What is asked> Leaving out the pictures, retype all the material exactly.

----

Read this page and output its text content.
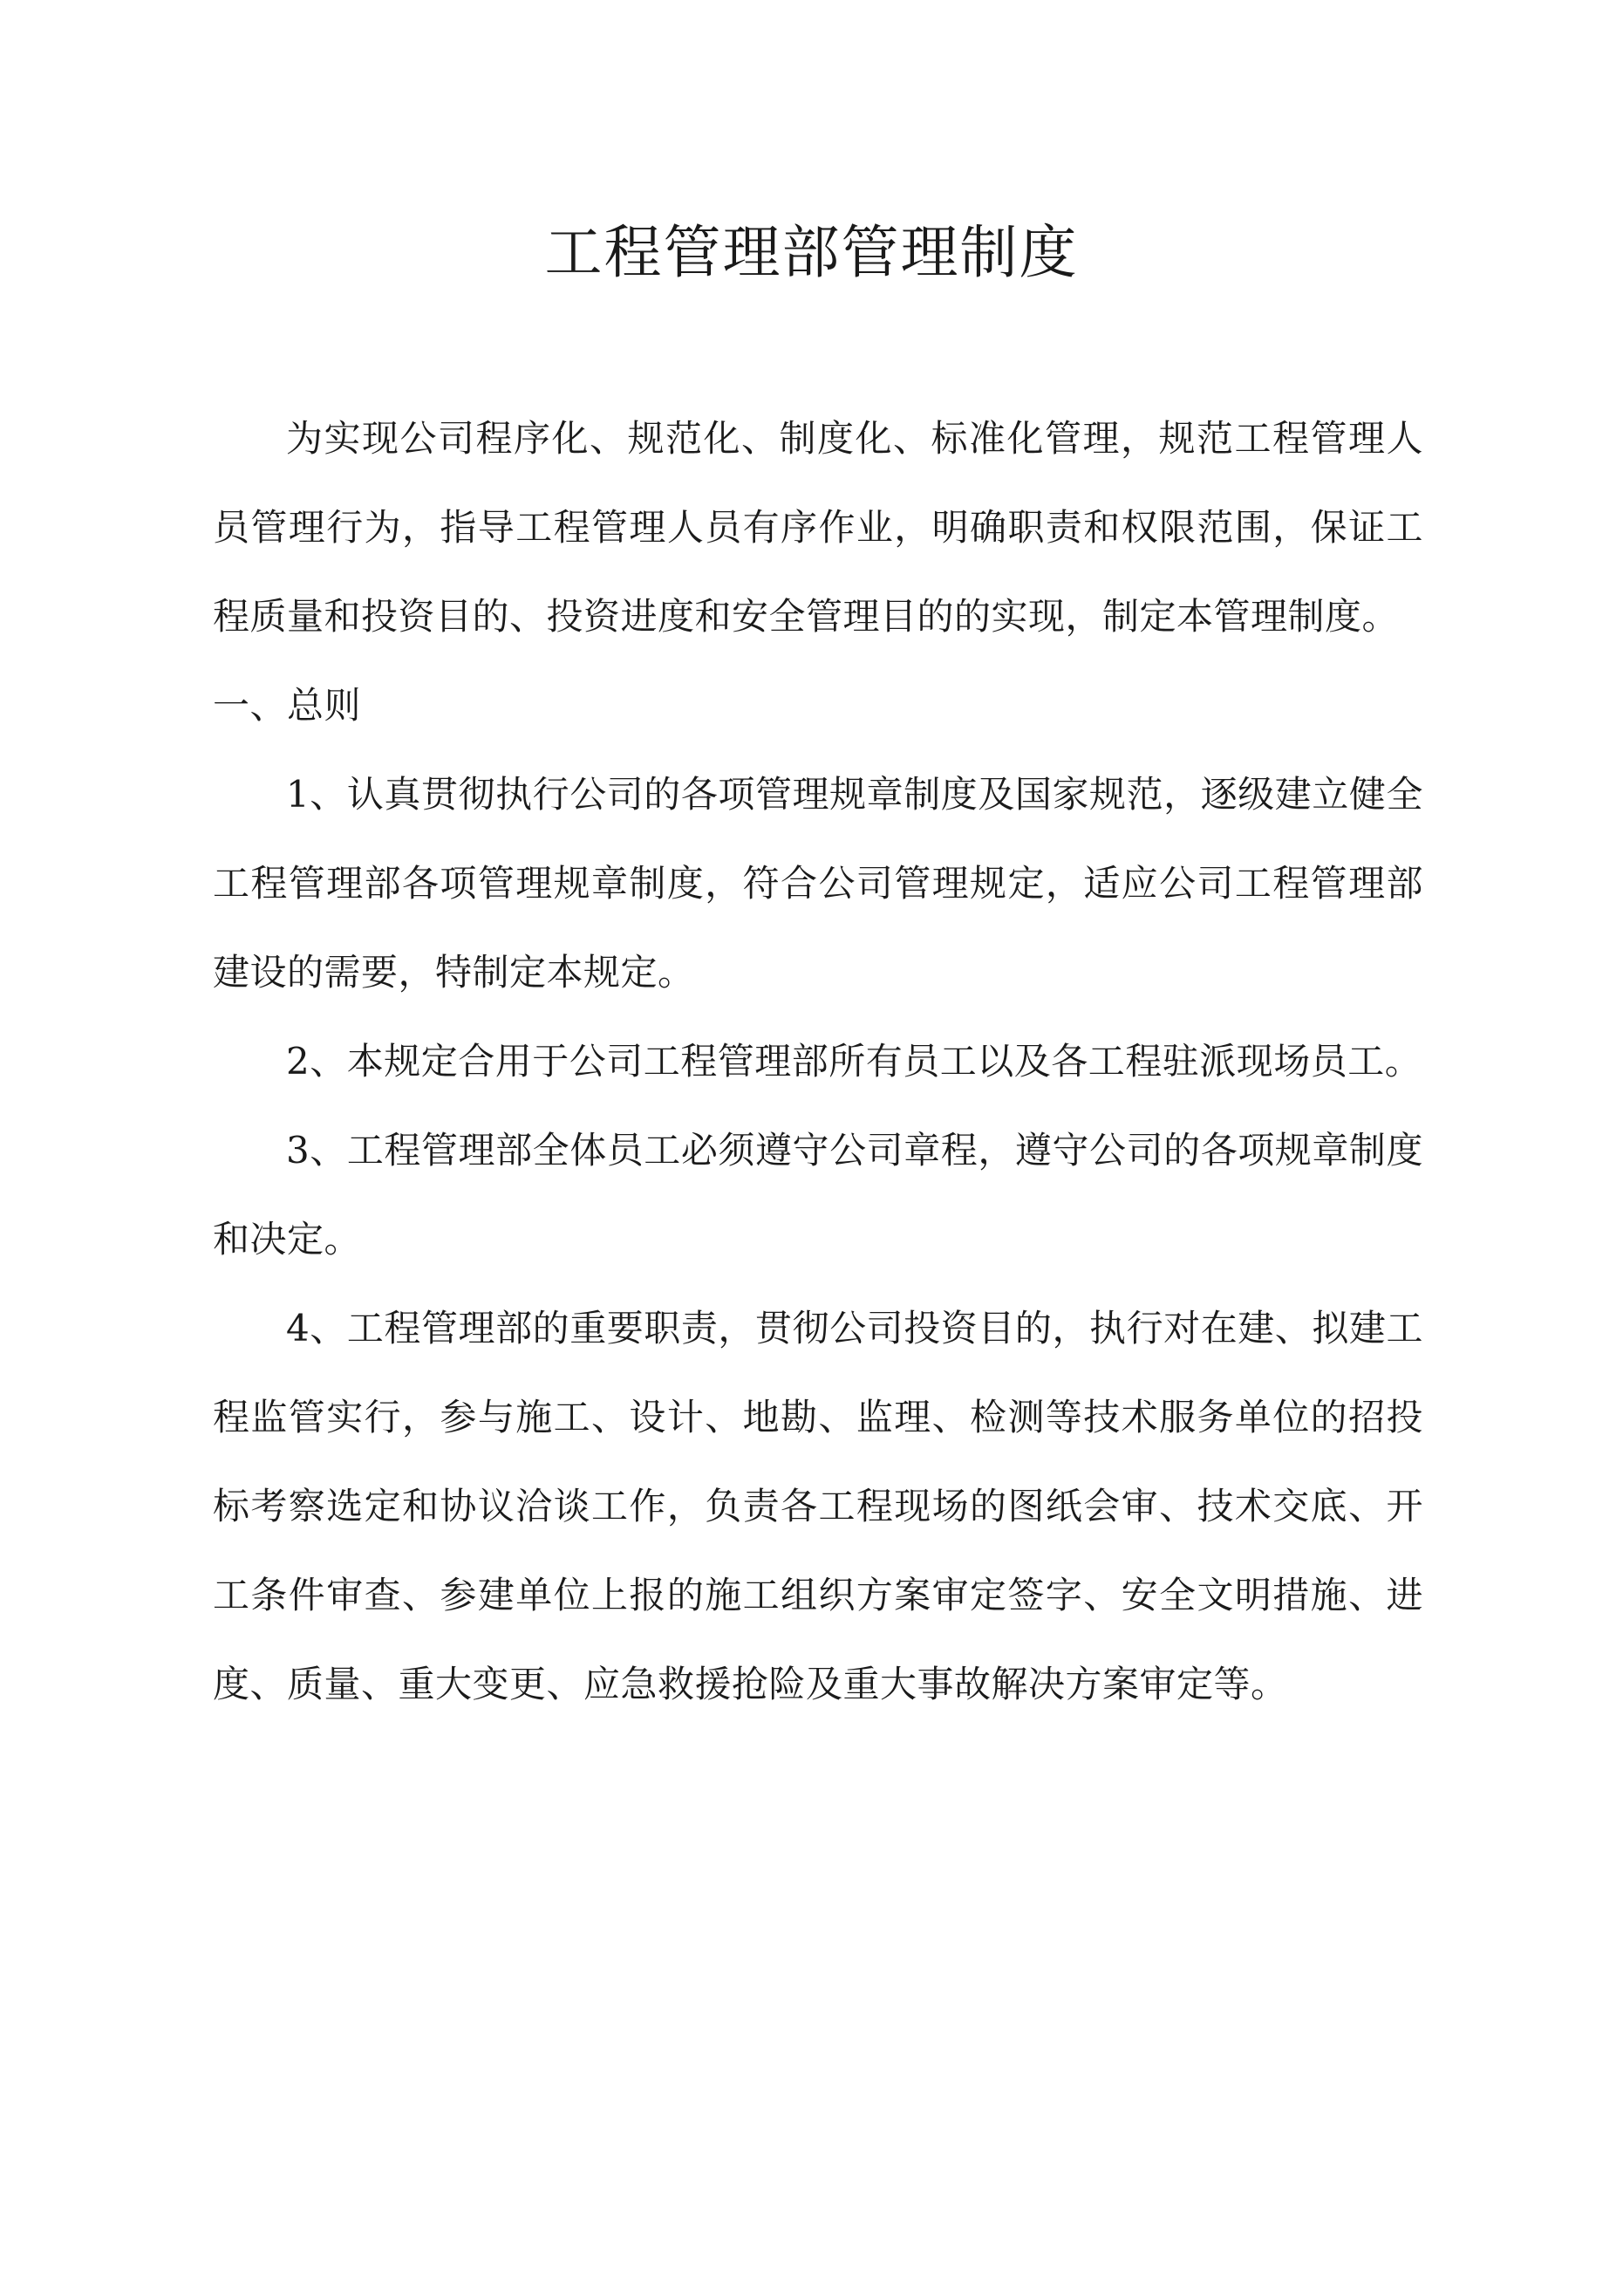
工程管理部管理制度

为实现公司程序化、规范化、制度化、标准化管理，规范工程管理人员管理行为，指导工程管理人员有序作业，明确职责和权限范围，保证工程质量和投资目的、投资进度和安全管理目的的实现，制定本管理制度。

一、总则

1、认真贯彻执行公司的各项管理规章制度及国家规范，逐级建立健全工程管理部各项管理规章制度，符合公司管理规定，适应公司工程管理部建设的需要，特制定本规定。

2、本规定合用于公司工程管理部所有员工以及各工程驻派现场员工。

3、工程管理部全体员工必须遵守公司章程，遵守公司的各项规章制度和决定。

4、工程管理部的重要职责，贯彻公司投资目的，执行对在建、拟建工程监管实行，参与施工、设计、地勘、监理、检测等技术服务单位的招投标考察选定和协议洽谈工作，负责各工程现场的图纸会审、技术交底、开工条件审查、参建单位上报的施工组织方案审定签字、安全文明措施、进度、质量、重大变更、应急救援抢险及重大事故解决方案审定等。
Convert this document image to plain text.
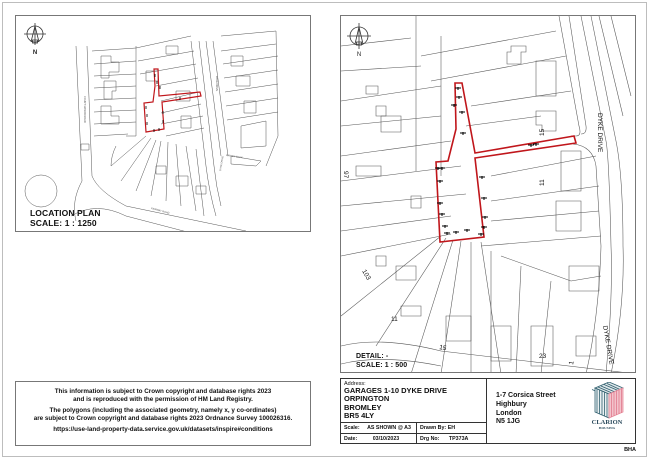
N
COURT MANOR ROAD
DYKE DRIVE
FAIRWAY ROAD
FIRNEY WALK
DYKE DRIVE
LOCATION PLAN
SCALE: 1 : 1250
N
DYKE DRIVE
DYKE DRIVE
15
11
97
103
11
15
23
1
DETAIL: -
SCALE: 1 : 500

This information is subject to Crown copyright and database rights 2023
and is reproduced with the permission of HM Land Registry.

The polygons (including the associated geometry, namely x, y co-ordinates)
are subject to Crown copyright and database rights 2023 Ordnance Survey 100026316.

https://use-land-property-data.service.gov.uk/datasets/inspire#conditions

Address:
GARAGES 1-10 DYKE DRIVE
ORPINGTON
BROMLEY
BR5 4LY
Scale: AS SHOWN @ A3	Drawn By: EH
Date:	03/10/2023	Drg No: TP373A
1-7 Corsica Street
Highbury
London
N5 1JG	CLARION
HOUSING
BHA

----

Response>
Read this page and output its text content.
工程管理部管理制度

为实现公司程序化、规范化、制度化、标准化管理，规范工程管理人员管理行为，指导工程管理人员有序作业，明确职责和权限范围，保证工程质量和投资目的、投资进度和安全管理目的的实现，制定本管理制度。

一、总则

1、认真贯彻执行公司的各项管理规章制度及国家规范，逐级建立健全工程管理部各项管理规章制度，符合公司管理规定，适应公司工程管理部建设的需要，特制定本规定。

2、本规定合用于公司工程管理部所有员工以及各工程驻派现场员工。

3、工程管理部全体员工必须遵守公司章程，遵守公司的各项规章制度和决定。

4、工程管理部的重要职责，贯彻公司投资目的，执行对在建、拟建工程监管实行，参与施工、设计、地勘、监理、检测等技术服务单位的招投标考察选定和协议洽谈工作，负责各工程现场的图纸会审、技术交底、开工条件审查、参建单位上报的施工组织方案审定签字、安全文明措施、进度、质量、重大变更、应急救援抢险及重大事故解决方案审定等。
Convert this document image to plain text.
N
COURT MANOR ROAD
DYKE DRIVE
FAIRWAY ROAD
FIRNEY WALK
DYKE DRIVE
LOCATION PLAN
SCALE: 1 : 1250
N
DYKE DRIVE
DYKE DRIVE
15
11
97
103
11
15
23
1
DETAIL: -
SCALE: 1 : 500

This information is subject to Crown copyright and database rights 2023
and is reproduced with the permission of HM Land Registry.

The polygons (including the associated geometry, namely x, y co-ordinates)
are subject to Crown copyright and database rights 2023 Ordnance Survey 100026316.

https://use-land-property-data.service.gov.uk/datasets/inspire#conditions

Address:
GARAGES 1-10 DYKE DRIVE
ORPINGTON
BROMLEY
BR5 4LY
Scale: AS SHOWN @ A3	Drawn By: EH
Date:	03/10/2023	Drg No: TP373A
1-7 Corsica Street
Highbury
London
N5 1JG	CLARION
HOUSING
BHA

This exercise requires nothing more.